◆ Brief: What is the number of lines in the data that hold the string "true"? Reply with that number only.

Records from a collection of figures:
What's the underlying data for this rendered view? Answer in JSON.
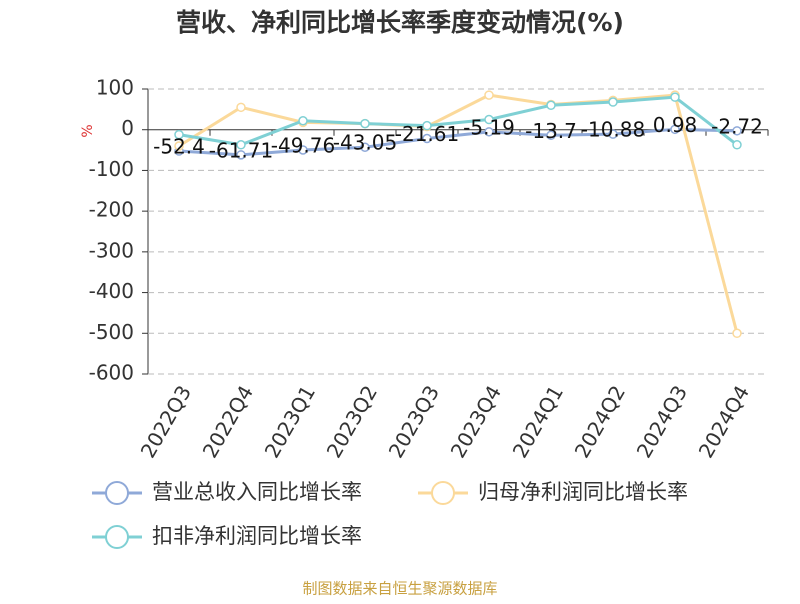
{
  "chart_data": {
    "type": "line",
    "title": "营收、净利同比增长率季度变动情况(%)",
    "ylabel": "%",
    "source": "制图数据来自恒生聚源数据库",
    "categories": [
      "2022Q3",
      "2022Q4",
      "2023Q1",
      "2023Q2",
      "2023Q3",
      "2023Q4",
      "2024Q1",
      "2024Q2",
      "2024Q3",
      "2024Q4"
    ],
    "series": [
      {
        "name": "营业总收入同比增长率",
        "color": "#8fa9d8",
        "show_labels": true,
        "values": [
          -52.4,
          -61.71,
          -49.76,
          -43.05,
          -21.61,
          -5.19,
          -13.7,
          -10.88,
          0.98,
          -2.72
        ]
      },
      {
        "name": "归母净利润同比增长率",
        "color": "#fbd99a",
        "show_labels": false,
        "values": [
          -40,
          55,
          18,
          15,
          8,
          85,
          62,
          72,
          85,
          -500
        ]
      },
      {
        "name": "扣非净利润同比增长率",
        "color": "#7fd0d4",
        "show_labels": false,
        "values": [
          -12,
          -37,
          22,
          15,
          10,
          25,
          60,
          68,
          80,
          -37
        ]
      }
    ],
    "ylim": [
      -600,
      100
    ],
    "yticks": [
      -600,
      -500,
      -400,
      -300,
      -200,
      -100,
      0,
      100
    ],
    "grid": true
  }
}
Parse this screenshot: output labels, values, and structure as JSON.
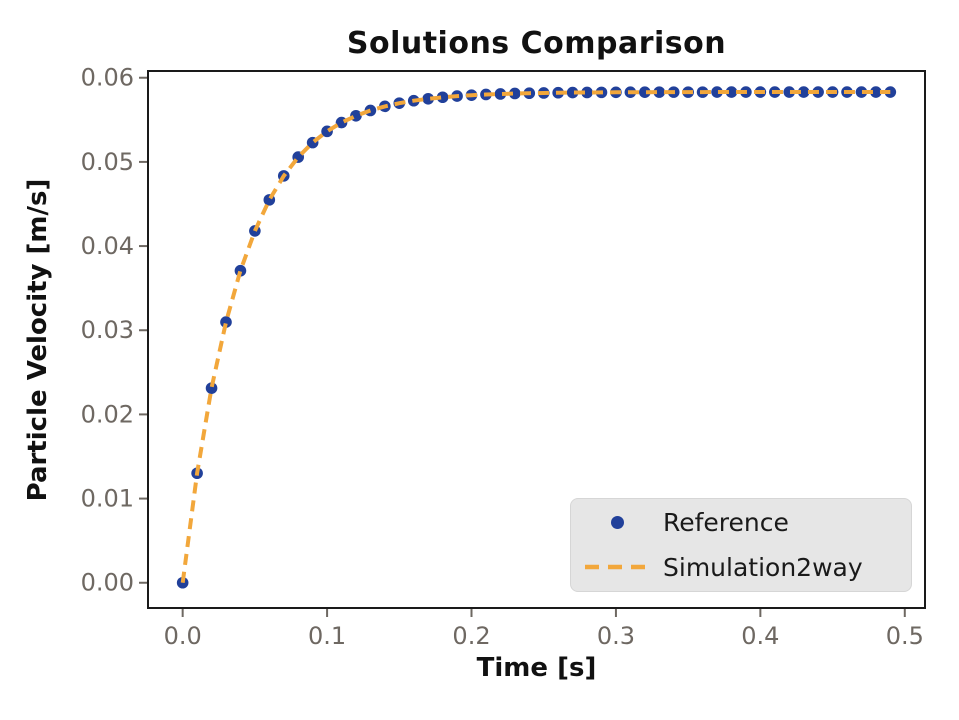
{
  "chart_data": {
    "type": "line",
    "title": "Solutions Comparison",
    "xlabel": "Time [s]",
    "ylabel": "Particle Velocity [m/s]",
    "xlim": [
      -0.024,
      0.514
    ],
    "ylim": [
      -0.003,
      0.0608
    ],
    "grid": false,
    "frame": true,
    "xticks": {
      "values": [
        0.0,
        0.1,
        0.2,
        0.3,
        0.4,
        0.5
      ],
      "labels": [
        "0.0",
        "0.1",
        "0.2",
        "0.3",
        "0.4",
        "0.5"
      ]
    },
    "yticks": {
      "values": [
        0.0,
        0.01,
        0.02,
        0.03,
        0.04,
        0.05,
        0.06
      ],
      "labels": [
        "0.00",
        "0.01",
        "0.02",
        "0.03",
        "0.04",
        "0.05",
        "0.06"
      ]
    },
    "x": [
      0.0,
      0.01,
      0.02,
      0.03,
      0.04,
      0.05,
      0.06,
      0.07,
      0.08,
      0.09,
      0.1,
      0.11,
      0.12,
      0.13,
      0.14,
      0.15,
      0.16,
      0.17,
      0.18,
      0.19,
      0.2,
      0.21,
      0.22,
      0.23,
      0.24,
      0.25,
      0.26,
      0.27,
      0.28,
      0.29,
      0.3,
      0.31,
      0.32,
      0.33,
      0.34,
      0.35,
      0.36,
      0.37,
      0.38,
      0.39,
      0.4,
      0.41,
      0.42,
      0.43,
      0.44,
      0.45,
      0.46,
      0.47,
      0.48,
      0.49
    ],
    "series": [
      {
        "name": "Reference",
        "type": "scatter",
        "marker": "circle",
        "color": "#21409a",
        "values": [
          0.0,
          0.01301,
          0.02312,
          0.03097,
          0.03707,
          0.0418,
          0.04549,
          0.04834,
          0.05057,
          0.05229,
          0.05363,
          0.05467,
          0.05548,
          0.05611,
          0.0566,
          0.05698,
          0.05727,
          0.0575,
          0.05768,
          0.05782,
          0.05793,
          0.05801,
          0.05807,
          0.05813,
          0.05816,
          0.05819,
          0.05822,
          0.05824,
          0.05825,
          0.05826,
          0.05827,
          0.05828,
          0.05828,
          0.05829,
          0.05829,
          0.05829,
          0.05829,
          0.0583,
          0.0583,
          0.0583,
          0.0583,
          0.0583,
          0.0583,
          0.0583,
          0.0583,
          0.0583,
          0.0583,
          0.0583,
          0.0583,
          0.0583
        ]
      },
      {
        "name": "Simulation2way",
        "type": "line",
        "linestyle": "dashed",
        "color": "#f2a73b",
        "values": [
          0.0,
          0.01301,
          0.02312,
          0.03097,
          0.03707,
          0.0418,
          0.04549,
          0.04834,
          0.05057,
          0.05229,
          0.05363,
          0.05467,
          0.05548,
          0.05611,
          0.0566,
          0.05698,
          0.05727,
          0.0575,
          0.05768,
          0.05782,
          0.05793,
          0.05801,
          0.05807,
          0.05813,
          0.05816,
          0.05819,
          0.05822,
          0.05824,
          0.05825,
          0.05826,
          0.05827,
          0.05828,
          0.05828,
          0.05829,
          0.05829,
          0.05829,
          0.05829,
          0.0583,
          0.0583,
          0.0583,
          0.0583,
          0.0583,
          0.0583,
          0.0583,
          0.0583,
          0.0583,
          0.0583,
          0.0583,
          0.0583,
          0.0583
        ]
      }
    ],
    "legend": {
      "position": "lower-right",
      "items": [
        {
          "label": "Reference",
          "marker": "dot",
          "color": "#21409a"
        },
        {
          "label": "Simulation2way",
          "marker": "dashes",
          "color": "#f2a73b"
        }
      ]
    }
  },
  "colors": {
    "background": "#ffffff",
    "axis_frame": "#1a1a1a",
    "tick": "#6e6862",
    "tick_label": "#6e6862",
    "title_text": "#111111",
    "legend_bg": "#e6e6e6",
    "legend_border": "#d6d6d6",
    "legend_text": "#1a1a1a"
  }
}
---
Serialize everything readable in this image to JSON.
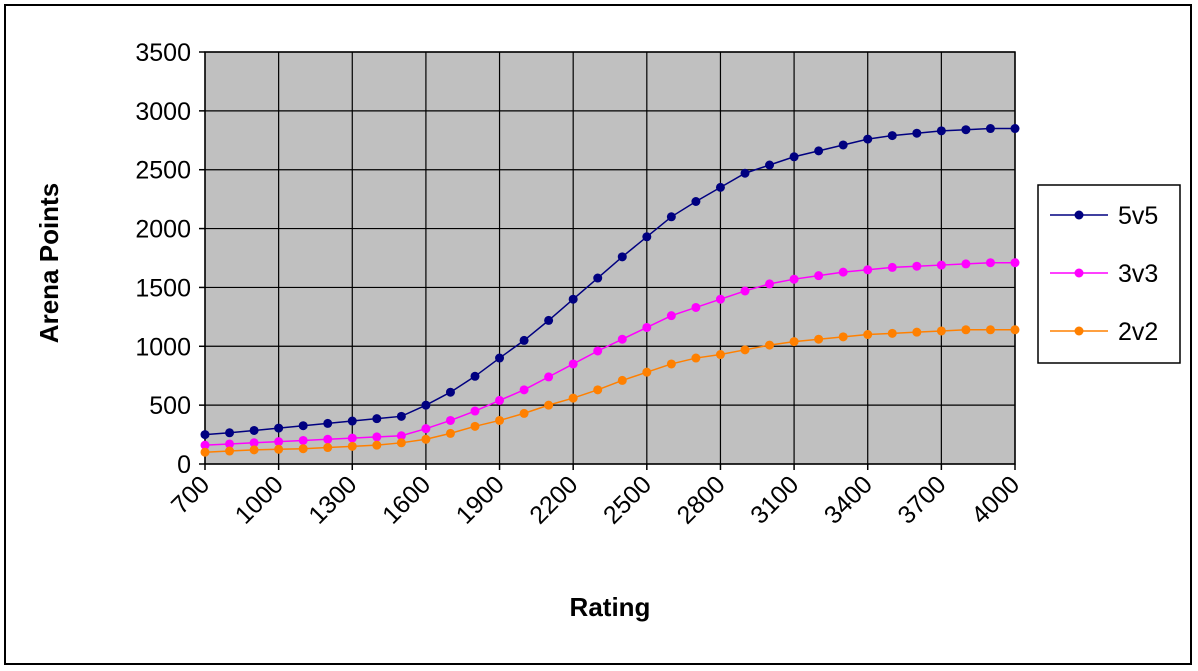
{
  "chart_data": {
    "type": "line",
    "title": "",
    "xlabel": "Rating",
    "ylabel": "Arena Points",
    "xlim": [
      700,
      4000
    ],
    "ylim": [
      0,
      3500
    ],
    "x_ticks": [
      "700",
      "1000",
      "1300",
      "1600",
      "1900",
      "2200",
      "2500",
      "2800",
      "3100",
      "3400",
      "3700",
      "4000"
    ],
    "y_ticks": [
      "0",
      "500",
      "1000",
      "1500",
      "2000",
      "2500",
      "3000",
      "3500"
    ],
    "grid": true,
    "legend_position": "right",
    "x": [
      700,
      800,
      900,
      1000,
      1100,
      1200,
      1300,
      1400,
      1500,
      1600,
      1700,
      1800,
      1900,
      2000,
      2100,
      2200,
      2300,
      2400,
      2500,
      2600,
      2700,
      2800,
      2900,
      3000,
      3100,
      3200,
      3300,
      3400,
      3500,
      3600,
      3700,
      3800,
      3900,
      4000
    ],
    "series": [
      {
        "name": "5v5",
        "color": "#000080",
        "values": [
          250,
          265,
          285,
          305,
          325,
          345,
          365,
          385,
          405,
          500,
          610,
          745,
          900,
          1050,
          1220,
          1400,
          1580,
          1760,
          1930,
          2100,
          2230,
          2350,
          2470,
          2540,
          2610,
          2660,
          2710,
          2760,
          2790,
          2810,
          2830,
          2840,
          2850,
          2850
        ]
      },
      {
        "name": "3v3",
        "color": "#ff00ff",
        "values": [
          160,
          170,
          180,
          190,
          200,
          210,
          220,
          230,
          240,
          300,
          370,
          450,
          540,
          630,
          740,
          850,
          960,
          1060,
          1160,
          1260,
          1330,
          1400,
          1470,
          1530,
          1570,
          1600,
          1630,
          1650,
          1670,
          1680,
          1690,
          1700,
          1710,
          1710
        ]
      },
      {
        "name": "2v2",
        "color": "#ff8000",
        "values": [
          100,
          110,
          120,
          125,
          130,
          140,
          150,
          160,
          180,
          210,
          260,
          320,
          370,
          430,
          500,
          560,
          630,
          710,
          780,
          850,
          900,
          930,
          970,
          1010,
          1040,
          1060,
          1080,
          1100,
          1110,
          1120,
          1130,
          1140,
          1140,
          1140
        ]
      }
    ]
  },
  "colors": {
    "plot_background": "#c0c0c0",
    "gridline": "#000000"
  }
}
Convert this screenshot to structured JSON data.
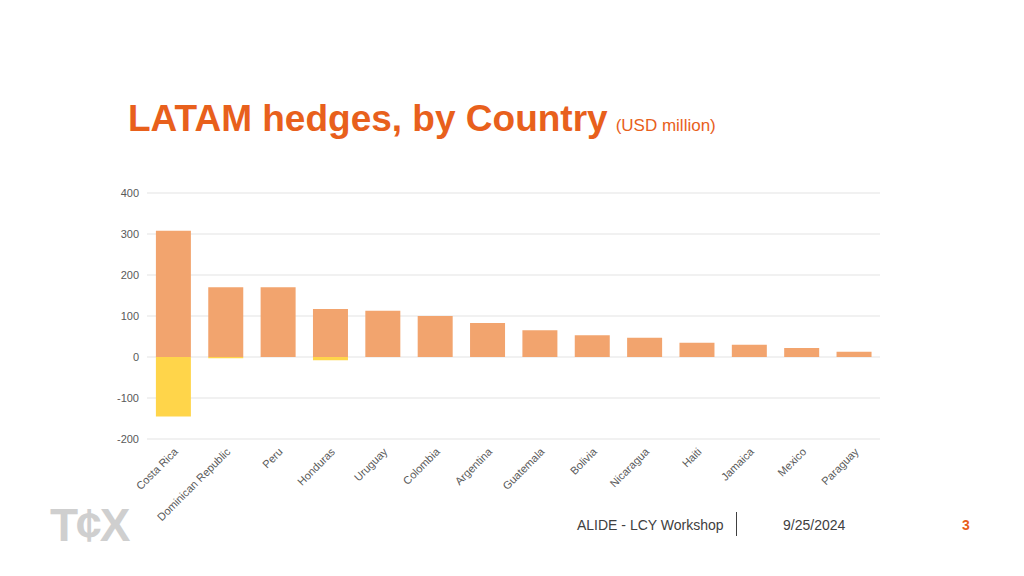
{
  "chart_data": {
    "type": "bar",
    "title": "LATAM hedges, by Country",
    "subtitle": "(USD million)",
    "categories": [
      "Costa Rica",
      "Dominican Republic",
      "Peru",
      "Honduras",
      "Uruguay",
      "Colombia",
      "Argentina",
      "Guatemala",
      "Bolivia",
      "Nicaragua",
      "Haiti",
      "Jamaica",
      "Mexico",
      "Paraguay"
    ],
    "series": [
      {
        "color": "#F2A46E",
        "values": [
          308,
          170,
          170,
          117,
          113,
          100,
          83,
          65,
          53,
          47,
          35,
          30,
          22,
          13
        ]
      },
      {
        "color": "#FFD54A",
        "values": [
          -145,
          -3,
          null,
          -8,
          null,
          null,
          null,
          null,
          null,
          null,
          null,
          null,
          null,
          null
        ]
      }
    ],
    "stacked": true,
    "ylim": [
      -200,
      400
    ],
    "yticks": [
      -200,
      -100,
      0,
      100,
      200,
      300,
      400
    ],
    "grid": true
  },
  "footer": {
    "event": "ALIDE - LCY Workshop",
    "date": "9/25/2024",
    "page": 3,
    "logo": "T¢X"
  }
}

◆ Solution below: 6